# [Request]
In the records below, find each line with the word "质量指标" and copy it.

*****

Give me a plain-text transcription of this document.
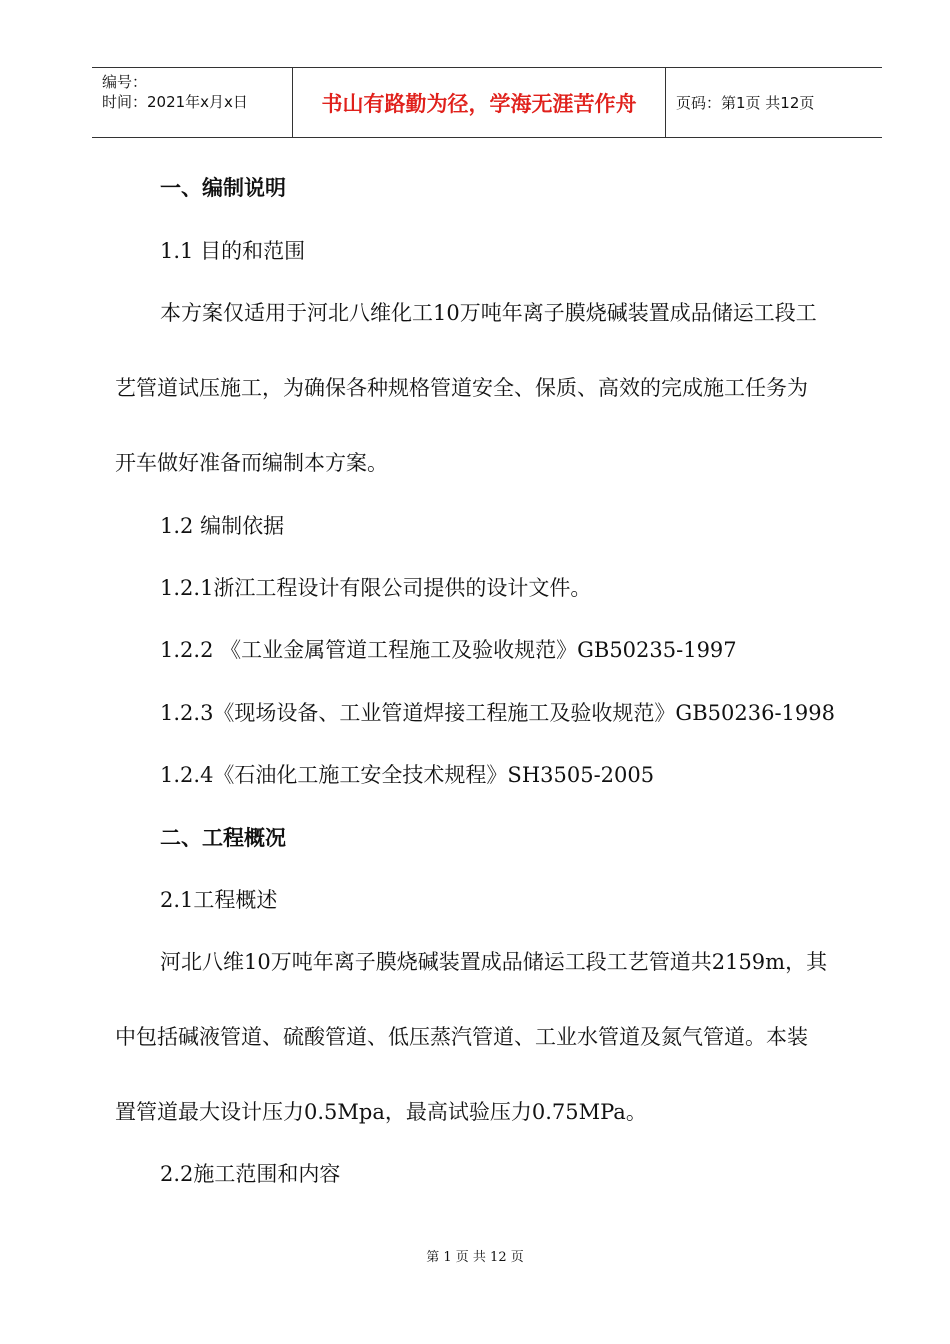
编号：
时间：2021年x月x日	书山有路勤为径，学海无涯苦作舟	页码：第1页 共12页
一、编制说明
1.1 目的和范围
本方案仅适用于河北八维化工10万吨年离子膜烧碱装置成品储运工段工
艺管道试压施工，为确保各种规格管道安全、保质、高效的完成施工任务为
开车做好准备而编制本方案。
1.2 编制依据
1.2.1浙江工程设计有限公司提供的设计文件。
1.2.2 《工业金属管道工程施工及验收规范》GB50235-1997
1.2.3《现场设备、工业管道焊接工程施工及验收规范》GB50236-1998
1.2.4《石油化工施工安全技术规程》SH3505-2005
二、工程概况
2.1工程概述
河北八维10万吨年离子膜烧碱装置成品储运工段工艺管道共2159m，其
中包括碱液管道、硫酸管道、低压蒸汽管道、工业水管道及氮气管道。本装
置管道最大设计压力0.5Mpa，最高试验压力0.75MPa。
2.2施工范围和内容
第 1 页 共 12 页
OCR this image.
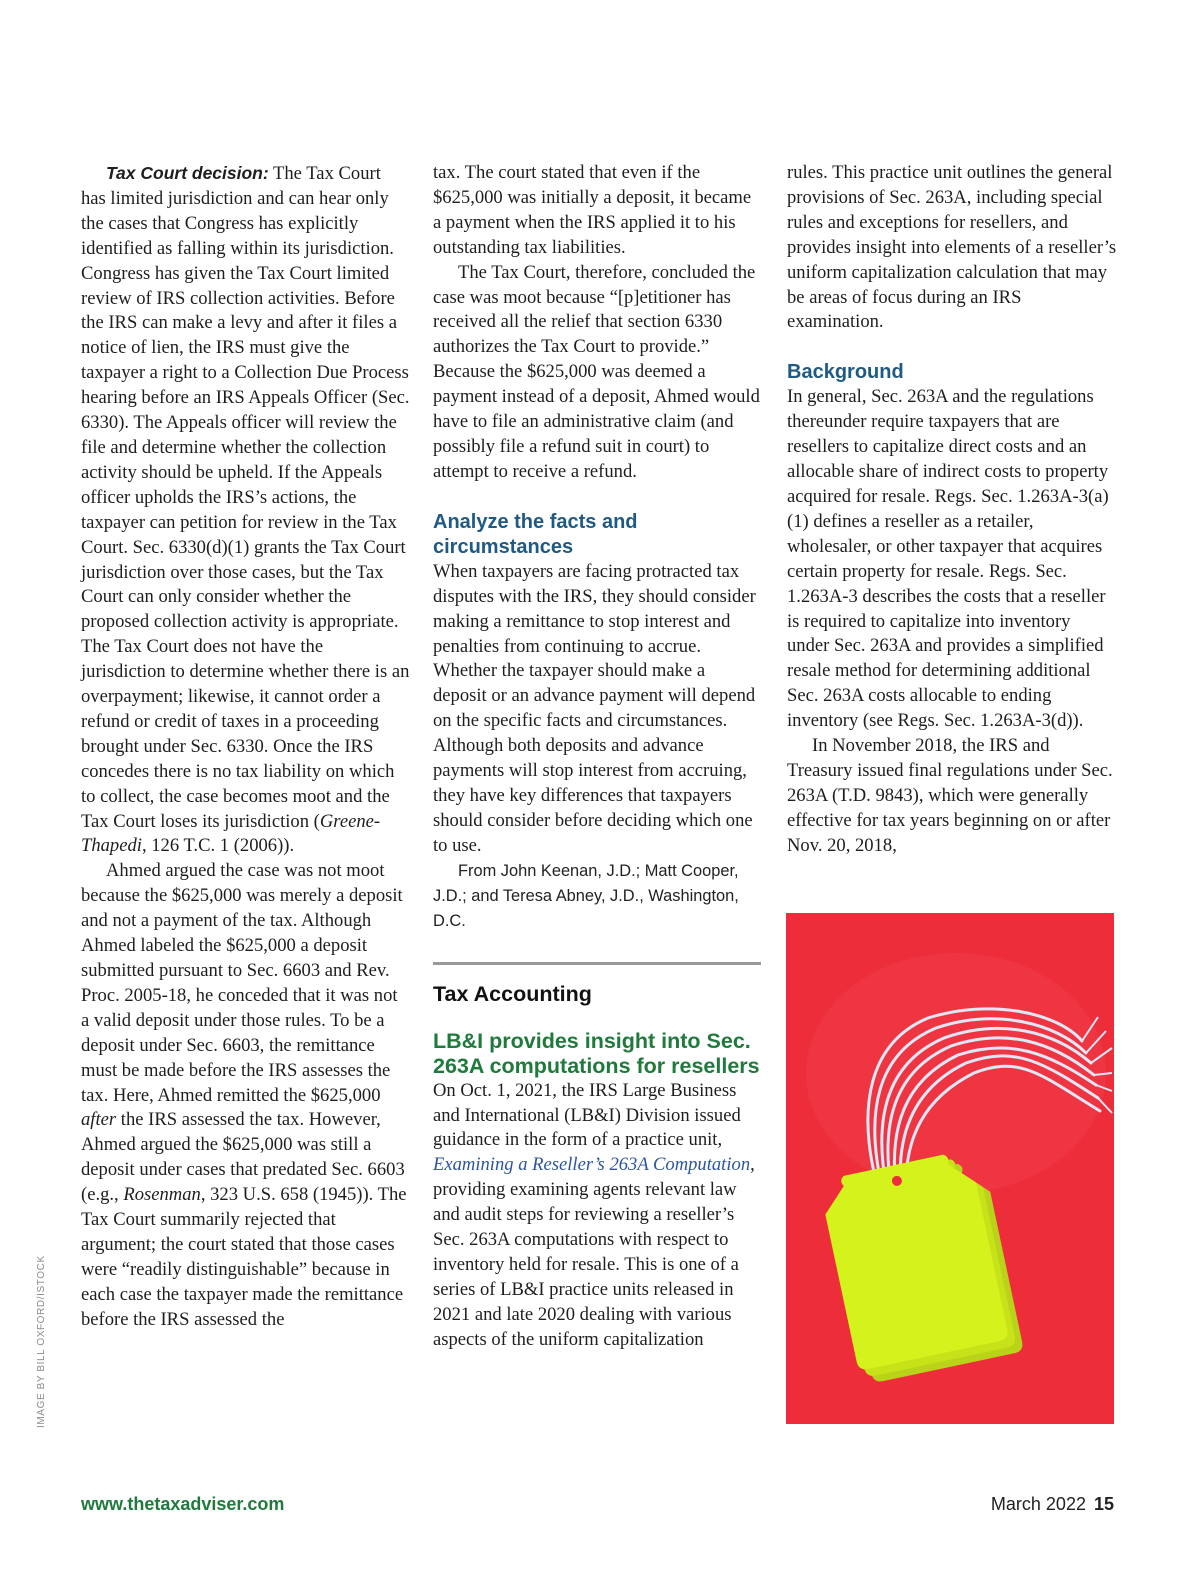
Tax Court decision: The Tax Court has limited jurisdiction and can hear only the cases that Congress has explicitly identified as falling within its jurisdiction. Congress has given the Tax Court limited review of IRS collection activities. Before the IRS can make a levy and after it files a notice of lien, the IRS must give the taxpayer a right to a Collection Due Process hearing before an IRS Appeals Officer (Sec. 6330). The Appeals officer will review the file and determine whether the collection activity should be upheld. If the Appeals officer upholds the IRS’s actions, the taxpayer can petition for review in the Tax Court. Sec. 6330(d)(1) grants the Tax Court jurisdiction over those cases, but the Tax Court can only consider whether the proposed collection activity is appropriate. The Tax Court does not have the jurisdiction to determine whether there is an overpayment; likewise, it cannot order a refund or credit of taxes in a proceeding brought under Sec. 6330. Once the IRS concedes there is no tax liability on which to collect, the case becomes moot and the Tax Court loses its jurisdiction (Greene-Thapedi, 126 T.C. 1 (2006)).

Ahmed argued the case was not moot because the $625,000 was merely a deposit and not a payment of the tax. Although Ahmed labeled the $625,000 a deposit submitted pursuant to Sec. 6603 and Rev. Proc. 2005-18, he conceded that it was not a valid deposit under those rules. To be a deposit under Sec. 6603, the remittance must be made before the IRS assesses the tax. Here, Ahmed remitted the $625,000 after the IRS assessed the tax. However, Ahmed argued the $625,000 was still a deposit under cases that predated Sec. 6603 (e.g., Rosenman, 323 U.S. 658 (1945)). The Tax Court summarily rejected that argument; the court stated that those cases were “readily distinguishable” because in each case the taxpayer made the remittance before the IRS assessed the

tax. The court stated that even if the $625,000 was initially a deposit, it became a payment when the IRS applied it to his outstanding tax liabilities.

The Tax Court, therefore, concluded the case was moot because “[p]etitioner has received all the relief that section 6330 authorizes the Tax Court to provide.” Because the $625,000 was deemed a payment instead of a deposit, Ahmed would have to file an administrative claim (and possibly file a refund suit in court) to attempt to receive a refund.

Analyze the facts and circumstances

When taxpayers are facing protracted tax disputes with the IRS, they should consider making a remittance to stop interest and penalties from continuing to accrue. Whether the taxpayer should make a deposit or an advance payment will depend on the specific facts and circumstances. Although both deposits and advance payments will stop interest from accruing, they have key differences that taxpayers should consider before deciding which one to use.

From John Keenan, J.D.; Matt Cooper, J.D.; and Teresa Abney, J.D., Washington, D.C.

Tax Accounting
LB&I provides insight into Sec. 263A computations for resellers

On Oct. 1, 2021, the IRS Large Business and International (LB&I) Division issued guidance in the form of a practice unit, Examining a Reseller’s 263A Computation, providing examining agents relevant law and audit steps for reviewing a reseller’s Sec. 263A computations with respect to inventory held for resale. This is one of a series of LB&I practice units released in 2021 and late 2020 dealing with various aspects of the uniform capitalization

rules. This practice unit outlines the general provisions of Sec. 263A, including special rules and exceptions for resellers, and provides insight into elements of a reseller’s uniform capitalization calculation that may be areas of focus during an IRS examination.

Background

In general, Sec. 263A and the regulations thereunder require taxpayers that are resellers to capitalize direct costs and an allocable share of indirect costs to property acquired for resale. Regs. Sec. 1.263A-3(a)(1) defines a reseller as a retailer, wholesaler, or other taxpayer that acquires certain property for resale. Regs. Sec. 1.263A-3 describes the costs that a reseller is required to capitalize into inventory under Sec. 263A and provides a simplified resale method for determining additional Sec. 263A costs allocable to ending inventory (see Regs. Sec. 1.263A-3(d)).

In November 2018, the IRS and Treasury issued final regulations under Sec. 263A (T.D. 9843), which were generally effective for tax years beginning on or after Nov. 20, 2018,

IMAGE BY BILL OXFORD/ISTOCK
www.thetaxadviser.com	March 2022 15
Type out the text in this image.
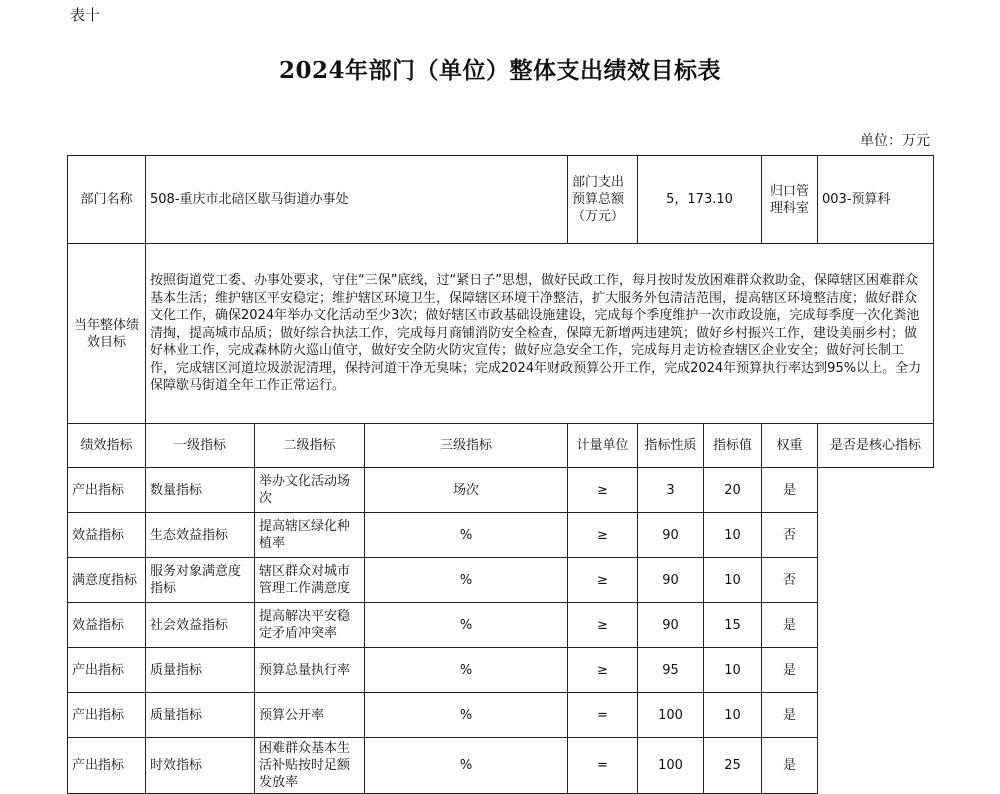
表十
2024年部门（单位）整体支出绩效目标表
单位：万元
部门名称	508-重庆市北碚区歇马街道办事处			部门支出预算总额（万元）	5，173.10		归口管理科室	003-预算科
当年整体绩效目标	按照街道党工委、办事处要求，守住“三保”底线，过“紧日子”思想，做好民政工作，每月按时发放困难群众救助金，保障辖区困难群众基本生活；维护辖区平安稳定；维护辖区环境卫生，保障辖区环境干净整洁，扩大服务外包清洁范围，提高辖区环境整洁度；做好群众文化工作，确保2024年举办文化活动至少3次；做好辖区市政基础设施建设，完成每个季度维护一次市政设施，完成每季度一次化粪池清掏，提高城市品质；做好综合执法工作，完成每月商铺消防安全检查，保障无新增两违建筑；做好乡村振兴工作，建设美丽乡村；做好林业工作，完成森林防火巡山值守，做好安全防火防灾宣传；做好应急安全工作，完成每月走访检查辖区企业安全；做好河长制工作，完成辖区河道垃圾淤泥清理，保持河道干净无臭味；完成2024年财政预算公开工作，完成2024年预算执行率达到95%以上。全力保障歇马街道全年工作正常运行。							
绩效指标	一级指标	二级指标	三级指标	计量单位	指标性质	指标值	权重	是否是核心指标
产出指标	数量指标	举办文化活动场次	场次	≥	3	20	是	
效益指标	生态效益指标	提高辖区绿化种植率	%	≥	90	10	否	
满意度指标	服务对象满意度指标	辖区群众对城市管理工作满意度	%	≥	90	10	否	
效益指标	社会效益指标	提高解决平安稳定矛盾冲突率	%	≥	90	15	是	
产出指标	质量指标	预算总量执行率	%	≥	95	10	是	
产出指标	质量指标	预算公开率	%	=	100	10	是	
产出指标	时效指标	困难群众基本生活补贴按时足额发放率	%	=	100	25	是	
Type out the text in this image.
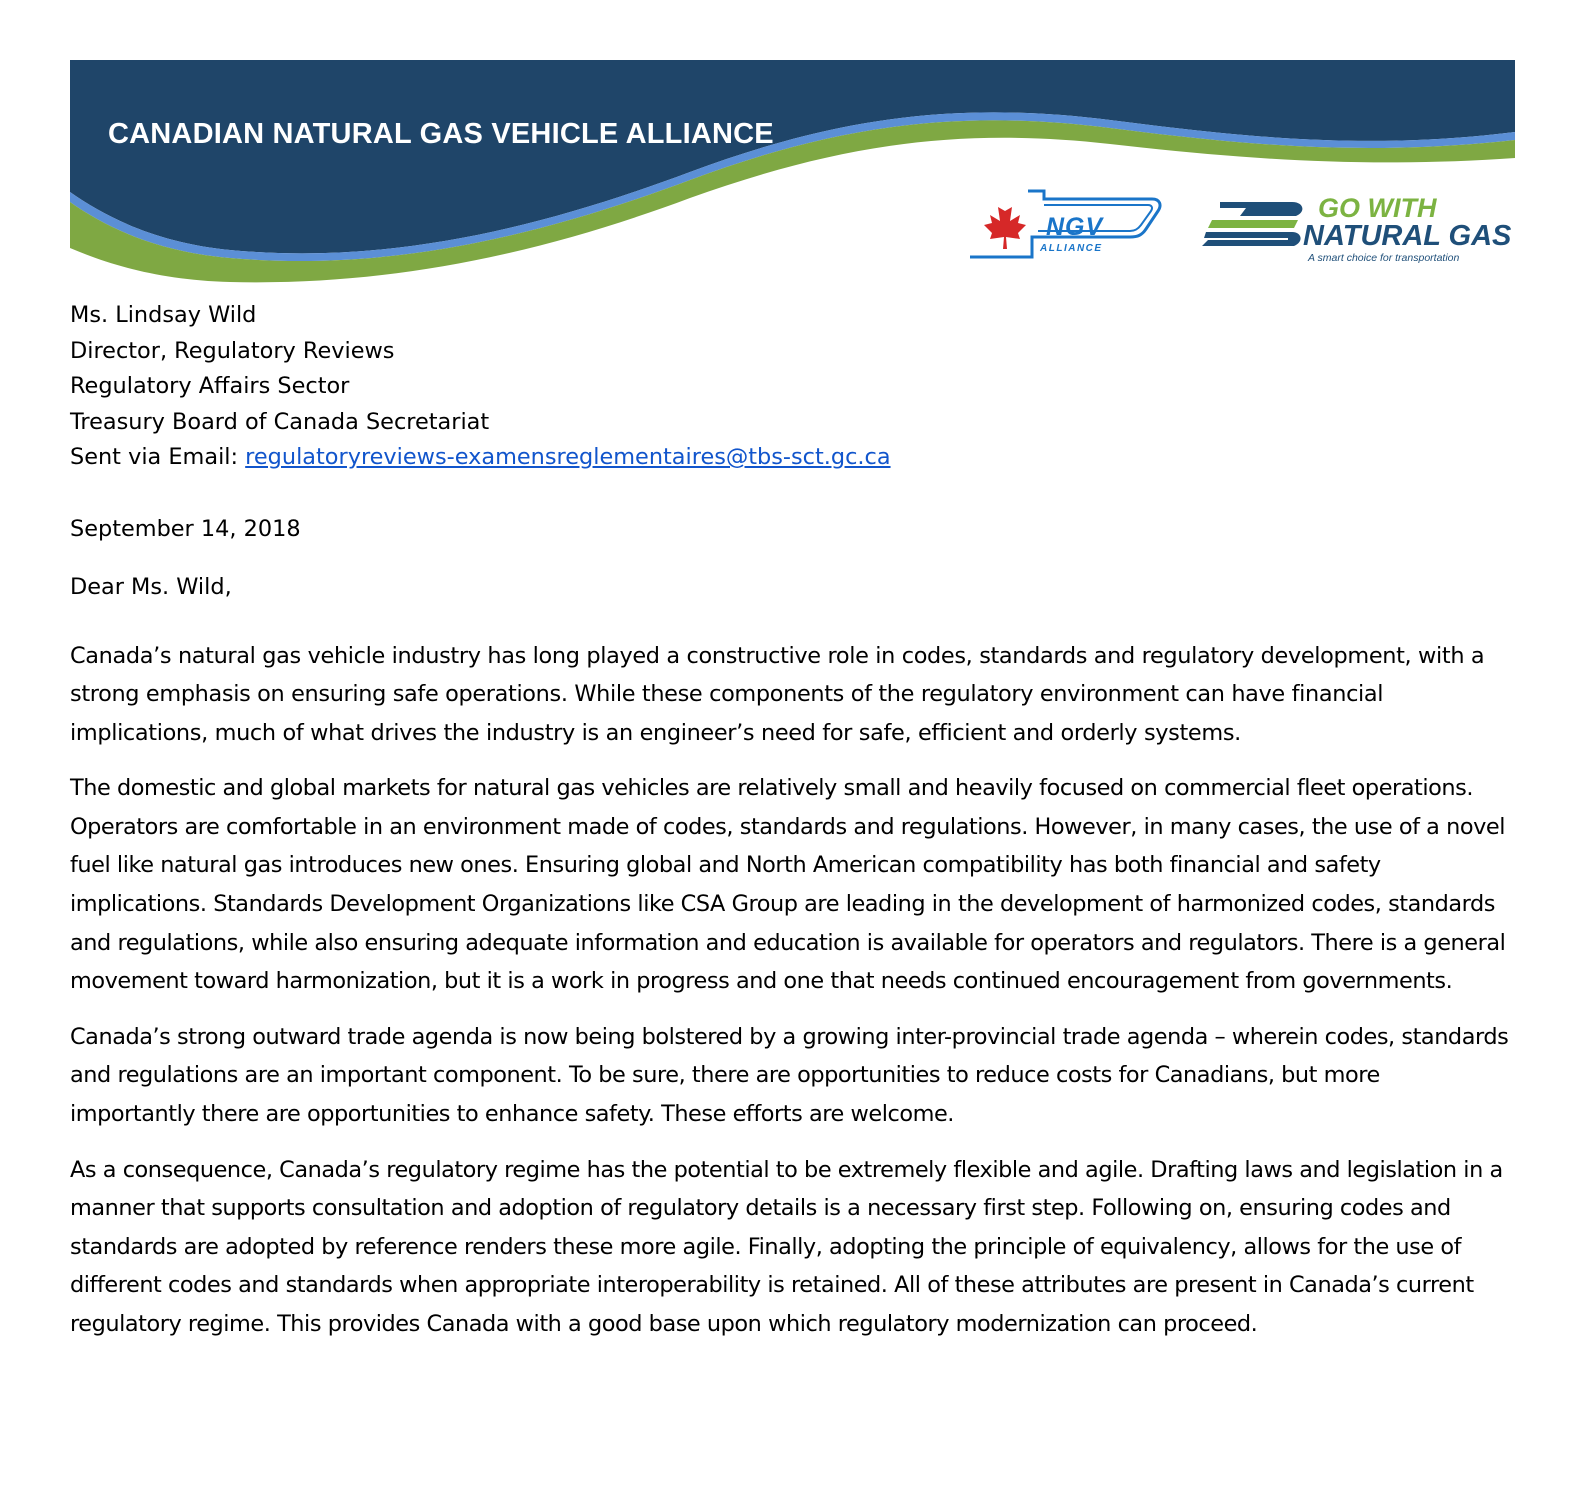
CANADIAN NATURAL GAS VEHICLE ALLIANCE
NGV
ALLIANCE
GO WITH
NATURAL GAS
A smart choice for transportation
Ms. Lindsay Wild
Director, Regulatory Reviews
Regulatory Affairs Sector
Treasury Board of Canada Secretariat
Sent via Email: regulatoryreviews-examensreglementaires@tbs-sct.gc.ca
September 14, 2018
Dear Ms. Wild,

Canada’s natural gas vehicle industry has long played a constructive role in codes, standards and regulatory development, with a strong emphasis on ensuring safe operations. While these components of the regulatory environment can have financial implications, much of what drives the industry is an engineer’s need for safe, efficient and orderly systems.

The domestic and global markets for natural gas vehicles are relatively small and heavily focused on commercial fleet operations. Operators are comfortable in an environment made of codes, standards and regulations. However, in many cases, the use of a novel fuel like natural gas introduces new ones. Ensuring global and North American compatibility has both financial and safety implications. Standards Development Organizations like CSA Group are leading in the development of harmonized codes, standards and regulations, while also ensuring adequate information and education is available for operators and regulators. There is a general movement toward harmonization, but it is a work in progress and one that needs continued encouragement from governments.

Canada’s strong outward trade agenda is now being bolstered by a growing inter-provincial trade agenda – wherein codes, standards and regulations are an important component. To be sure, there are opportunities to reduce costs for Canadians, but more importantly there are opportunities to enhance safety. These efforts are welcome.

As a consequence, Canada’s regulatory regime has the potential to be extremely flexible and agile. Drafting laws and legislation in a manner that supports consultation and adoption of regulatory details is a necessary first step. Following on, ensuring codes and standards are adopted by reference renders these more agile. Finally, adopting the principle of equivalency, allows for the use of different codes and standards when appropriate interoperability is retained. All of these attributes are present in Canada’s current regulatory regime. This provides Canada with a good base upon which regulatory modernization can proceed.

*****

# [Task response]
产出指标	质量指标	预算总量执行率	%	≥	95	10	是	
产出指标	质量指标	预算公开率	%	=	100	10	是	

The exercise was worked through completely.